- _Records supplied_
________________________

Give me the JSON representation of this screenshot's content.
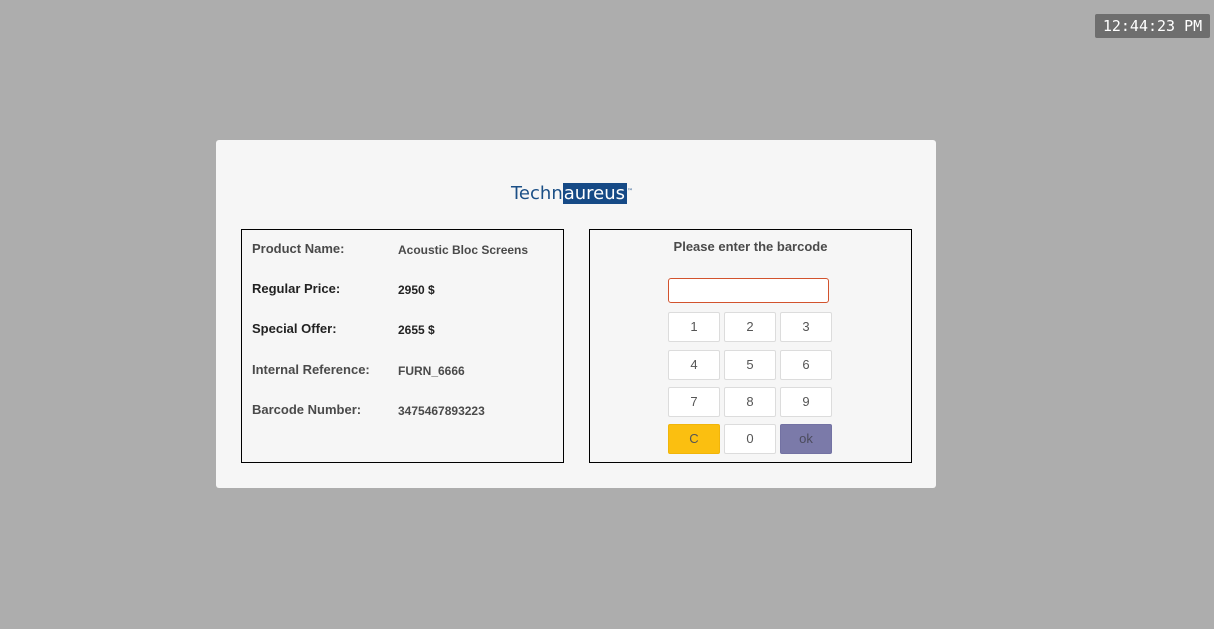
{
  "clock": {
    "time": "12:44:23 PM"
  },
  "logo": {
    "part1": "Techn",
    "part2": "aureus",
    "tm": "™"
  },
  "product": {
    "name_label": "Product Name:",
    "name_value": "Acoustic Bloc Screens",
    "regular_label": "Regular Price:",
    "regular_value": "2950 $",
    "offer_label": "Special Offer:",
    "offer_value": "2655 $",
    "ref_label": "Internal Reference:",
    "ref_value": "FURN_6666",
    "barcode_label": "Barcode Number:",
    "barcode_value": "3475467893223"
  },
  "keypad": {
    "title": "Please enter the barcode",
    "input_value": "",
    "keys": [
      "1",
      "2",
      "3",
      "4",
      "5",
      "6",
      "7",
      "8",
      "9",
      "C",
      "0",
      "ok"
    ]
  },
  "colors": {
    "background": "#adadad",
    "card": "#f6f6f6",
    "brand": "#164a86",
    "clear_key": "#fbbf10",
    "ok_key": "#7b7aa9",
    "input_border": "#d2532d"
  }
}
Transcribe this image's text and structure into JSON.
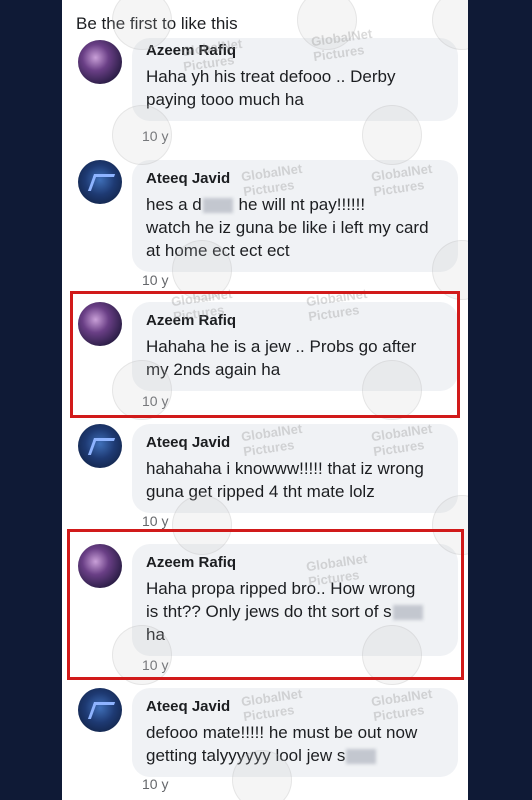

________________________

- _The task_
List every line above containing the word "this".

- _Result_
Give me the JSON representation of this screenshot's content.
Transcribe this image's text and structure into JSON.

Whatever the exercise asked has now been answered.